■ Entries
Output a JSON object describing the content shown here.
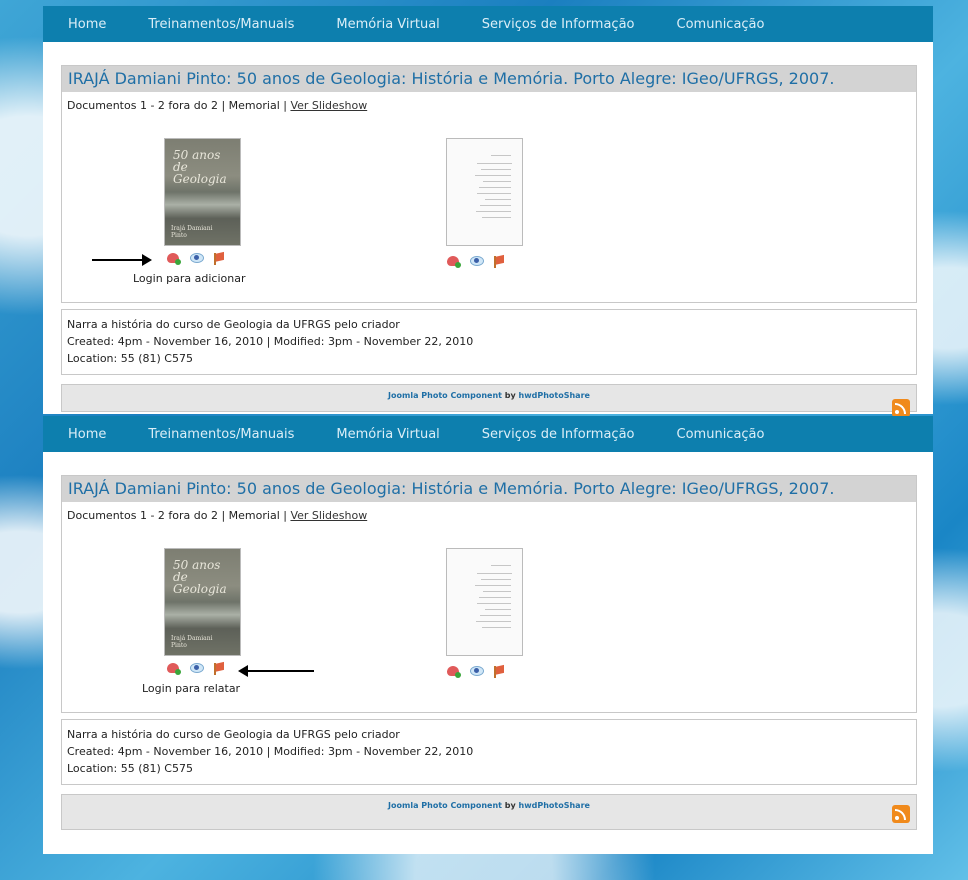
{
  "nav": {
    "items": [
      "Home",
      "Treinamentos/Manuais",
      "Memória Virtual",
      "Serviços de Informação",
      "Comunicação"
    ]
  },
  "album": {
    "title": "IRAJÁ Damiani Pinto: 50 anos de Geologia: História e Memória. Porto Alegre: IGeo/UFRGS, 2007.",
    "doc_count": "Documentos 1 - 2 fora do 2 | Memorial | ",
    "slideshow_link": "Ver Slideshow",
    "cover_title": "50 anos de Geologia",
    "cover_author": "Irajá Damiani Pinto",
    "icons": [
      "favourite-heart-icon",
      "view-eye-icon",
      "report-flag-icon"
    ]
  },
  "panels": [
    {
      "login_label": "Login para adicionar"
    },
    {
      "login_label": "Login para relatar"
    }
  ],
  "info": {
    "description": "Narra a história do curso de Geologia da UFRGS pelo criador",
    "created_modified": "Created: 4pm - November 16, 2010 | Modified: 3pm - November 22, 2010",
    "location": "Location: 55 (81) C575"
  },
  "footer": {
    "component": "Joomla Photo Component",
    "by": " by ",
    "brand": "hwdPhotoShare"
  }
}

■ Given exercise
Every line above should be repeated exactly; pictures stay out of the copy.

■ Result
Output a JSON object describing the content shown here.
{
  "nav": {
    "items": [
      "Home",
      "Treinamentos/Manuais",
      "Memória Virtual",
      "Serviços de Informação",
      "Comunicação"
    ]
  },
  "album": {
    "title": "IRAJÁ Damiani Pinto: 50 anos de Geologia: História e Memória. Porto Alegre: IGeo/UFRGS, 2007.",
    "doc_count": "Documentos 1 - 2 fora do 2 | Memorial | ",
    "slideshow_link": "Ver Slideshow",
    "cover_title": "50 anos de Geologia",
    "cover_author": "Irajá Damiani Pinto",
    "icons": [
      "favourite-heart-icon",
      "view-eye-icon",
      "report-flag-icon"
    ]
  },
  "panels": [
    {
      "login_label": "Login para adicionar"
    },
    {
      "login_label": "Login para relatar"
    }
  ],
  "info": {
    "description": "Narra a história do curso de Geologia da UFRGS pelo criador",
    "created_modified": "Created: 4pm - November 16, 2010 | Modified: 3pm - November 22, 2010",
    "location": "Location: 55 (81) C575"
  },
  "footer": {
    "component": "Joomla Photo Component",
    "by": " by ",
    "brand": "hwdPhotoShare"
  }
}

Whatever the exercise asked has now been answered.